▶ **Task prompt**:
Locate all lines with the word "Quezon". Copy them.

▶ **Records for this exercise**:

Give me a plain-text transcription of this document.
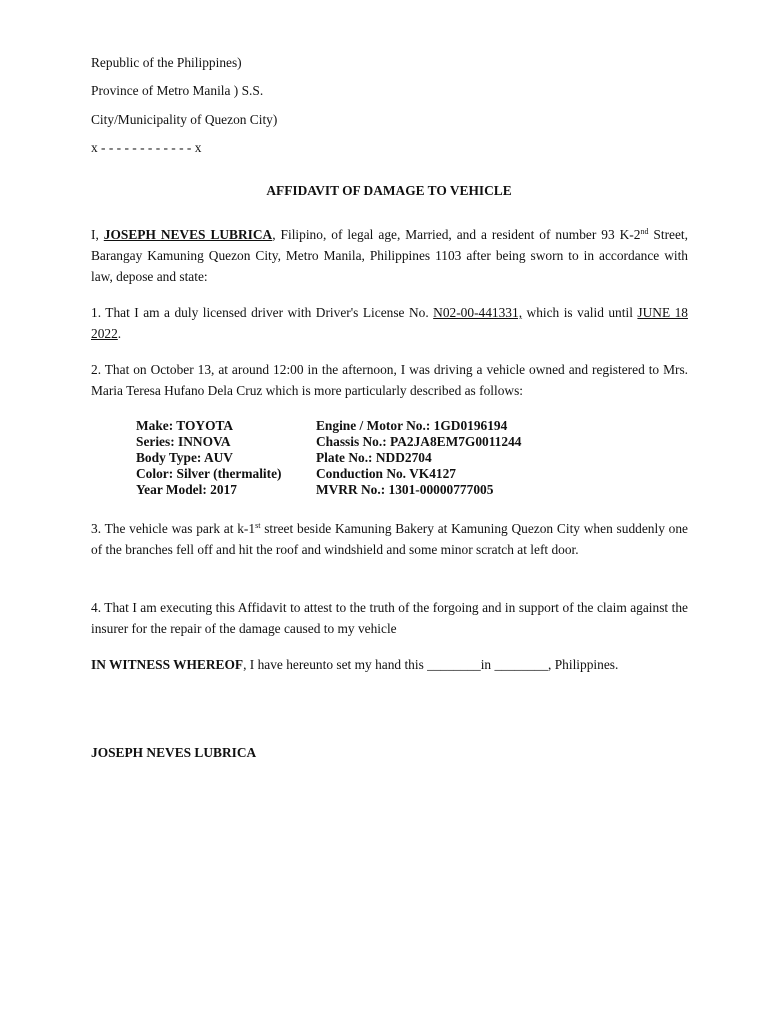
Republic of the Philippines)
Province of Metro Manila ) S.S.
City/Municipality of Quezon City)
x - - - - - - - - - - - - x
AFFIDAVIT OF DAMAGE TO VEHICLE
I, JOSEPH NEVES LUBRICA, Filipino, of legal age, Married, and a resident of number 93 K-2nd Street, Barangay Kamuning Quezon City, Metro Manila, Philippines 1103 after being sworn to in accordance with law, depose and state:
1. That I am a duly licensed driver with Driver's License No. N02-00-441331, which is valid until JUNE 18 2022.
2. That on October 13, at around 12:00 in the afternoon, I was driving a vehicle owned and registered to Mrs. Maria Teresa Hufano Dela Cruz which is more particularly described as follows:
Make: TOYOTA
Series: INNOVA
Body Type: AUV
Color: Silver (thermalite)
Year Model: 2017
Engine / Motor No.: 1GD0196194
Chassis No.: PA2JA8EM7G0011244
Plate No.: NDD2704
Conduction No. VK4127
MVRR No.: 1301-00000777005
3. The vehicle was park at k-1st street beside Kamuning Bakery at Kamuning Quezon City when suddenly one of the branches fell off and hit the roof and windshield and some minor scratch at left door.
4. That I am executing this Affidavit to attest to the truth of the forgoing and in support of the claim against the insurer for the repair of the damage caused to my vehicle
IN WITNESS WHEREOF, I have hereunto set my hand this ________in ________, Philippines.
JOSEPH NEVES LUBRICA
--
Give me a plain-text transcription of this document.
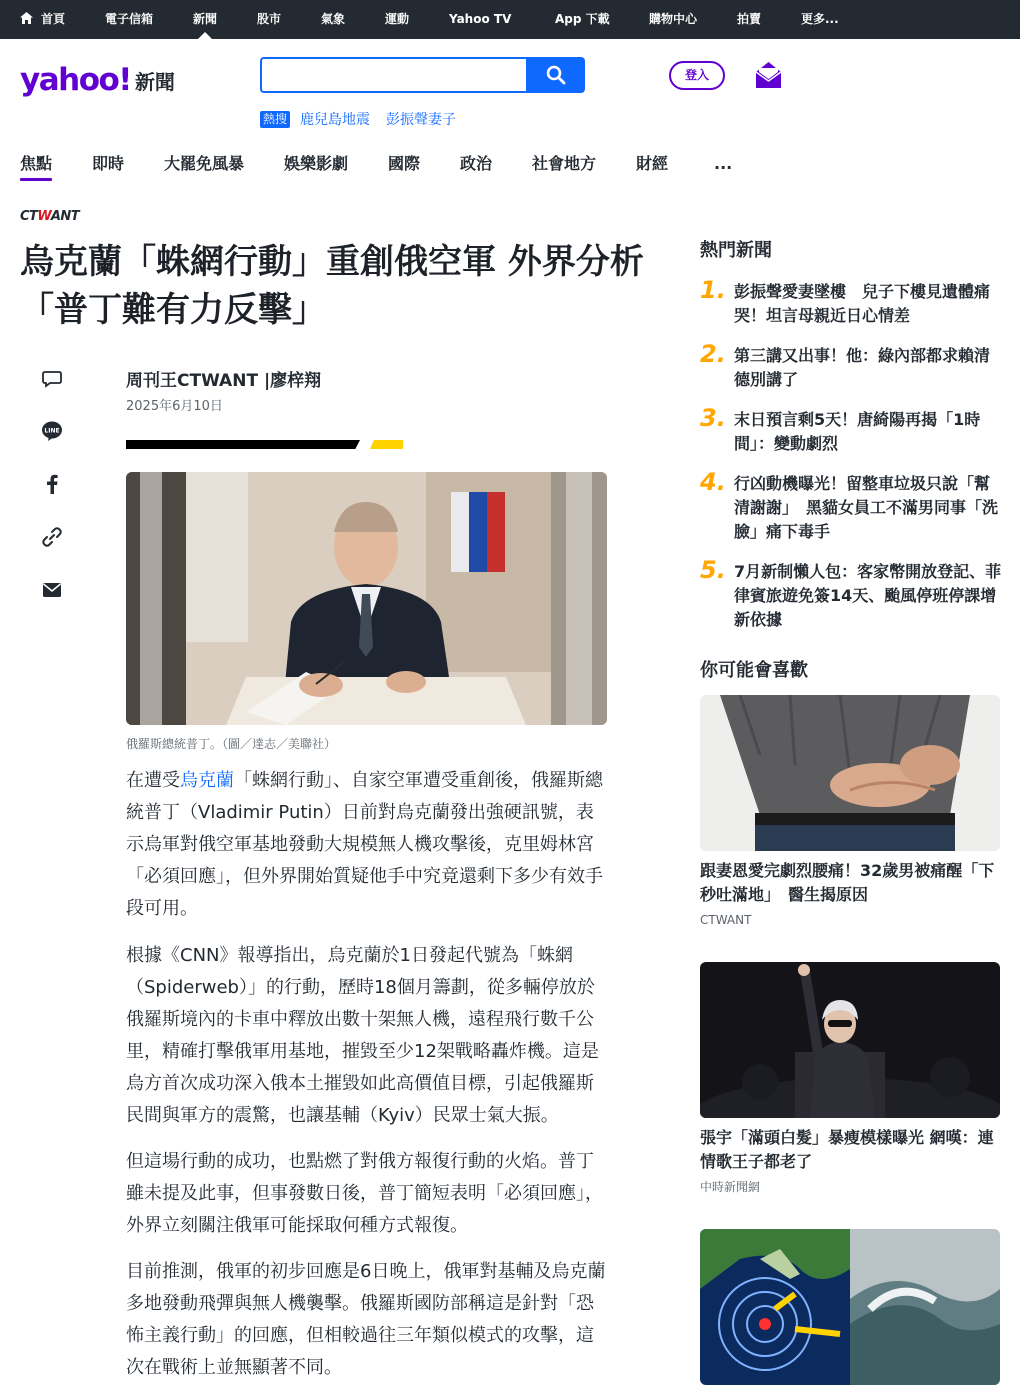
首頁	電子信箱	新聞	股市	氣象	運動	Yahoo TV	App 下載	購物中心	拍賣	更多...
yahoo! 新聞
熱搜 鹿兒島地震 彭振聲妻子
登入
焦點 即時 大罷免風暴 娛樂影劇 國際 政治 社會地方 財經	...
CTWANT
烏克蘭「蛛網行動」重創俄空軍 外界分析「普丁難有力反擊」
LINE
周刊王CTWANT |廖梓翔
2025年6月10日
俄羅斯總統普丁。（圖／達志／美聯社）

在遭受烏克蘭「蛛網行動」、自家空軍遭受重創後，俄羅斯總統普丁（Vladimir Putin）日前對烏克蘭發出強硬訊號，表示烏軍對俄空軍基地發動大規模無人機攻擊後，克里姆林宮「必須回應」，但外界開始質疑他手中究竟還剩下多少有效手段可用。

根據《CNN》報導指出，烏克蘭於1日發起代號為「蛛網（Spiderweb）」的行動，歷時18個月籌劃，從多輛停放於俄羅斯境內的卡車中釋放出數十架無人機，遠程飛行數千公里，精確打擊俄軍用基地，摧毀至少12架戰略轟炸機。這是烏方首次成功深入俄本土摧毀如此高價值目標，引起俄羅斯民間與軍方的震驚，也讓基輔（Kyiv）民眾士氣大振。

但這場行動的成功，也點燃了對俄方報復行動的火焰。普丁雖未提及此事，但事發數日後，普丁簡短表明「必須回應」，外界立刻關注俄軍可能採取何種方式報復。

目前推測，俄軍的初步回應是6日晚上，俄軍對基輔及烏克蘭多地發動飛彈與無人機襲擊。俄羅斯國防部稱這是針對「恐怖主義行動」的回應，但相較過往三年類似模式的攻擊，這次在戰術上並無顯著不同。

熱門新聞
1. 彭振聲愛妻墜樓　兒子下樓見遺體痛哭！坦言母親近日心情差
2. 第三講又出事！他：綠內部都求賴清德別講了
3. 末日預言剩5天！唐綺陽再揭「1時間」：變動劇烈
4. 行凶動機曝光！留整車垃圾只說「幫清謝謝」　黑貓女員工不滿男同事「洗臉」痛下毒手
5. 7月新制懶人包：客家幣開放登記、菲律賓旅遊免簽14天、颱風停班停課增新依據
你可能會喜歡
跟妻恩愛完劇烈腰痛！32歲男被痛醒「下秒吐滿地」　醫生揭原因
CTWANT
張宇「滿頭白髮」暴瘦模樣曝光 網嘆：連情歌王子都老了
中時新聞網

▶ **Full solution**:
City/Municipality of Quezon City)
I, JOSEPH NEVES LUBRICA, Filipino, of legal age, Married, and a resident of number 93 K-2nd Street, Barangay Kamuning Quezon City, Metro Manila, Philippines 1103 after being sworn to in accordance with law, depose and state:
3. The vehicle was park at k-1st street beside Kamuning Bakery at Kamuning Quezon City when suddenly one of the branches fell off and hit the roof and windshield and some minor scratch at left door.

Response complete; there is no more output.